---------- Data rows ----------

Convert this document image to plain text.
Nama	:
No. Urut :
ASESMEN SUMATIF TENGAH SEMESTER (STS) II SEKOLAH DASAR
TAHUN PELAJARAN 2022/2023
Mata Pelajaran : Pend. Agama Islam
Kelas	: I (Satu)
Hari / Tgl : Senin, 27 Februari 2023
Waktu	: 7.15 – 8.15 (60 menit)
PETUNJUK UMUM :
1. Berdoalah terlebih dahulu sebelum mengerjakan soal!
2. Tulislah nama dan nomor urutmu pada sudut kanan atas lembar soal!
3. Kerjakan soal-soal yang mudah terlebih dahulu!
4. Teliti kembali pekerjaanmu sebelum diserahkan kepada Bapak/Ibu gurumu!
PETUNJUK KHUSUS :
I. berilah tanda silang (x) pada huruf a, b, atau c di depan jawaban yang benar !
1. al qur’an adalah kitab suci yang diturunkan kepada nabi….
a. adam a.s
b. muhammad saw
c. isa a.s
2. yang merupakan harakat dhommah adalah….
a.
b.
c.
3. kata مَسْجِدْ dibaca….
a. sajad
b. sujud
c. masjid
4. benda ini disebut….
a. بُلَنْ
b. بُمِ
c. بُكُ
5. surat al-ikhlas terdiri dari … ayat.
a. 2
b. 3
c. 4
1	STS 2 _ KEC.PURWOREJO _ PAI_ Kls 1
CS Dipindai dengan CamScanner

----------

__Written request__. Give the data again, exactly as it stands.

__Written solution__.
Convert this document image to plain text.
Nama	:
No. Urut :
ASESMEN SUMATIF TENGAH SEMESTER (STS) II SEKOLAH DASAR
TAHUN PELAJARAN 2022/2023
Mata Pelajaran : Pend. Agama Islam
Kelas	: I (Satu)
Hari / Tgl : Senin, 27 Februari 2023
Waktu	: 7.15 – 8.15 (60 menit)
PETUNJUK UMUM :
1. Berdoalah terlebih dahulu sebelum mengerjakan soal!
2. Tulislah nama dan nomor urutmu pada sudut kanan atas lembar soal!
3. Kerjakan soal-soal yang mudah terlebih dahulu!
4. Teliti kembali pekerjaanmu sebelum diserahkan kepada Bapak/Ibu gurumu!
PETUNJUK KHUSUS :
I. berilah tanda silang (x) pada huruf a, b, atau c di depan jawaban yang benar !
1. al qur’an adalah kitab suci yang diturunkan kepada nabi….
a. adam a.s
b. muhammad saw
c. isa a.s
2. yang merupakan harakat dhommah adalah….
a.
b.
c.
3. kata مَسْجِدْ dibaca….
a. sajad
b. sujud
c. masjid
4. benda ini disebut….
a. بُلَنْ
b. بُمِ
c. بُكُ
5. surat al-ikhlas terdiri dari … ayat.
a. 2
b. 3
c. 4
1	STS 2 _ KEC.PURWOREJO _ PAI_ Kls 1
CS Dipindai dengan CamScanner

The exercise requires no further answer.